Collected data entries
━━━━━━━━━━
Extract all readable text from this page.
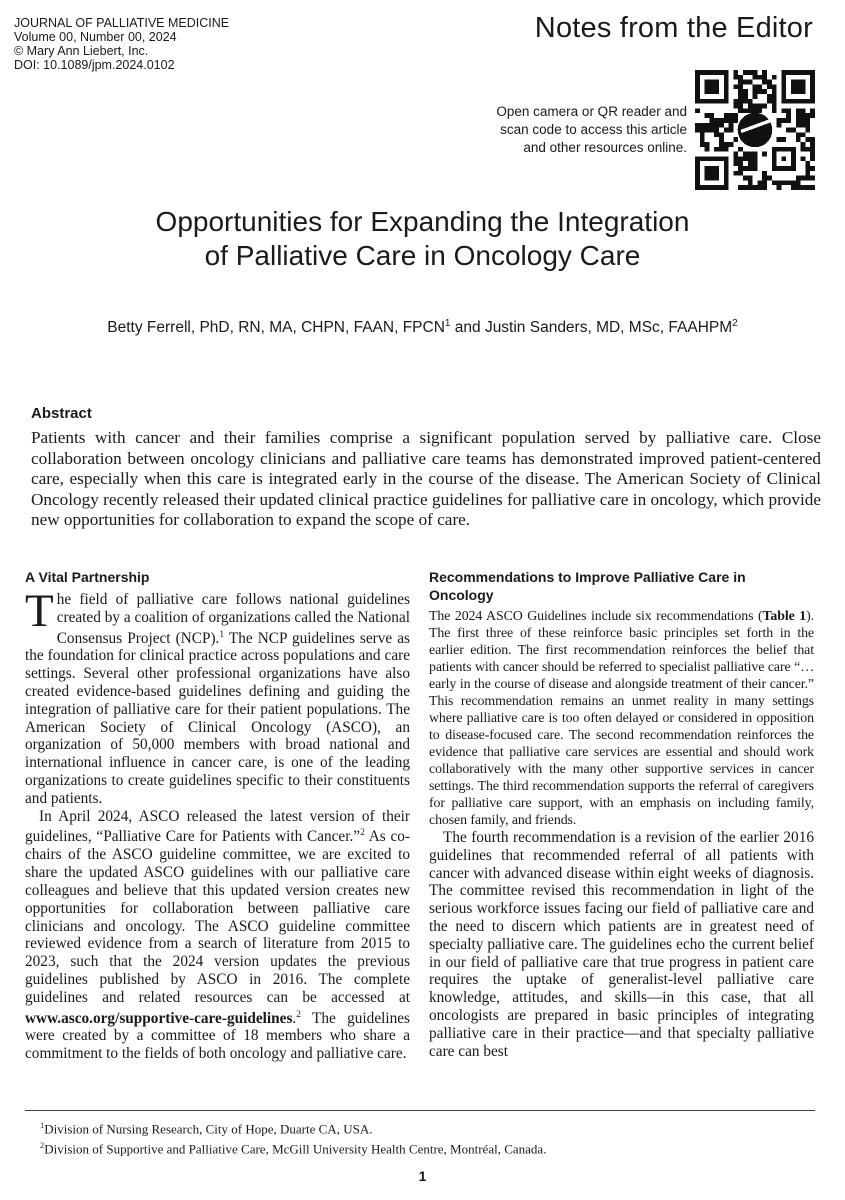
JOURNAL OF PALLIATIVE MEDICINE
Volume 00, Number 00, 2024
© Mary Ann Liebert, Inc.
DOI: 10.1089/jpm.2024.0102
Notes from the Editor
Open camera or QR reader and
scan code to access this article
and other resources online.
Opportunities for Expanding the Integration
of Palliative Care in Oncology Care
Betty Ferrell, PhD, RN, MA, CHPN, FAAN, FPCN$^1$ and Justin Sanders, MD, MSc, FAAHPM$^2$
Abstract
Patients with cancer and their families comprise a significant population served by palliative care. Close collaboration between oncology clinicians and palliative care teams has demonstrated improved patient-centered care, especially when this care is integrated early in the course of the disease. The American Society of Clinical Oncology recently released their updated clinical practice guidelines for palliative care in oncology, which provide new opportunities for collaboration to expand the scope of care.
A Vital Partnership

The field of palliative care follows national guidelines created by a coalition of organizations called the National Consensus Project (NCP).$^1$ The NCP guidelines serve as the foundation for clinical practice across populations and care settings. Several other professional organizations have also created evidence-based guidelines defining and guiding the integration of palliative care for their patient populations. The American Society of Clinical Oncology (ASCO), an organization of 50,000 members with broad national and international influence in cancer care, is one of the leading organizations to create guidelines specific to their constituents and patients.

In April 2024, ASCO released the latest version of their guidelines, “Palliative Care for Patients with Cancer.”$^2$ As co-chairs of the ASCO guideline committee, we are excited to share the updated ASCO guidelines with our palliative care colleagues and believe that this updated version creates new opportunities for collaboration between palliative care clinicians and oncology. The ASCO guideline committee reviewed evidence from a search of literature from 2015 to 2023, such that the 2024 version updates the previous guidelines published by ASCO in 2016. The complete guidelines and related resources can be accessed at www.asco.org/supportive-care-guidelines.$^2$ The guidelines were created by a committee of 18 members who share a commitment to the fields of both oncology and palliative care.

Recommendations to Improve Palliative Care in Oncology

The 2024 ASCO Guidelines include six recommendations (Table 1). The first three of these reinforce basic principles set forth in the earlier edition. The first recommendation reinforces the belief that patients with cancer should be referred to specialist palliative care “…early in the course of disease and alongside treatment of their cancer.” This recommendation remains an unmet reality in many settings where palliative care is too often delayed or considered in opposition to disease-focused care. The second recommendation reinforces the evidence that palliative care services are essential and should work collaboratively with the many other supportive services in cancer settings. The third recommendation supports the referral of caregivers for palliative care support, with an emphasis on including family, chosen family, and friends.

The fourth recommendation is a revision of the earlier 2016 guidelines that recommended referral of all patients with cancer with advanced disease within eight weeks of diagnosis. The committee revised this recommendation in light of the serious workforce issues facing our field of palliative care and the need to discern which patients are in greatest need of specialty palliative care. The guidelines echo the current belief in our field of palliative care that true progress in patient care requires the uptake of generalist-level palliative care knowledge, attitudes, and skills—in this case, that all oncologists are prepared in basic principles of integrating palliative care in their practice—and that specialty palliative care can best

$^1$Division of Nursing Research, City of Hope, Duarte CA, USA.
$^2$Division of Supportive and Palliative Care, McGill University Health Centre, Montréal, Canada.
1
━━━━━━━━━━
Copy the data exactly. Any picture it contains is to be omitted.

Extract all readable text from this page.
JOURNAL OF PALLIATIVE MEDICINE
Volume 00, Number 00, 2024
© Mary Ann Liebert, Inc.
DOI: 10.1089/jpm.2024.0102
Notes from the Editor
Open camera or QR reader and
scan code to access this article
and other resources online.
Opportunities for Expanding the Integration
of Palliative Care in Oncology Care
Betty Ferrell, PhD, RN, MA, CHPN, FAAN, FPCN$^1$ and Justin Sanders, MD, MSc, FAAHPM$^2$
Abstract
Patients with cancer and their families comprise a significant population served by palliative care. Close collaboration between oncology clinicians and palliative care teams has demonstrated improved patient-centered care, especially when this care is integrated early in the course of the disease. The American Society of Clinical Oncology recently released their updated clinical practice guidelines for palliative care in oncology, which provide new opportunities for collaboration to expand the scope of care.
A Vital Partnership

The field of palliative care follows national guidelines created by a coalition of organizations called the National Consensus Project (NCP).$^1$ The NCP guidelines serve as the foundation for clinical practice across populations and care settings. Several other professional organizations have also created evidence-based guidelines defining and guiding the integration of palliative care for their patient populations. The American Society of Clinical Oncology (ASCO), an organization of 50,000 members with broad national and international influence in cancer care, is one of the leading organizations to create guidelines specific to their constituents and patients.

In April 2024, ASCO released the latest version of their guidelines, “Palliative Care for Patients with Cancer.”$^2$ As co-chairs of the ASCO guideline committee, we are excited to share the updated ASCO guidelines with our palliative care colleagues and believe that this updated version creates new opportunities for collaboration between palliative care clinicians and oncology. The ASCO guideline committee reviewed evidence from a search of literature from 2015 to 2023, such that the 2024 version updates the previous guidelines published by ASCO in 2016. The complete guidelines and related resources can be accessed at www.asco.org/supportive-care-guidelines.$^2$ The guidelines were created by a committee of 18 members who share a commitment to the fields of both oncology and palliative care.

Recommendations to Improve Palliative Care in Oncology

The 2024 ASCO Guidelines include six recommendations (Table 1). The first three of these reinforce basic principles set forth in the earlier edition. The first recommendation reinforces the belief that patients with cancer should be referred to specialist palliative care “…early in the course of disease and alongside treatment of their cancer.” This recommendation remains an unmet reality in many settings where palliative care is too often delayed or considered in opposition to disease-focused care. The second recommendation reinforces the evidence that palliative care services are essential and should work collaboratively with the many other supportive services in cancer settings. The third recommendation supports the referral of caregivers for palliative care support, with an emphasis on including family, chosen family, and friends.

The fourth recommendation is a revision of the earlier 2016 guidelines that recommended referral of all patients with cancer with advanced disease within eight weeks of diagnosis. The committee revised this recommendation in light of the serious workforce issues facing our field of palliative care and the need to discern which patients are in greatest need of specialty palliative care. The guidelines echo the current belief in our field of palliative care that true progress in patient care requires the uptake of generalist-level palliative care knowledge, attitudes, and skills—in this case, that all oncologists are prepared in basic principles of integrating palliative care in their practice—and that specialty palliative care can best

$^1$Division of Nursing Research, City of Hope, Duarte CA, USA.
$^2$Division of Supportive and Palliative Care, McGill University Health Centre, Montréal, Canada.
1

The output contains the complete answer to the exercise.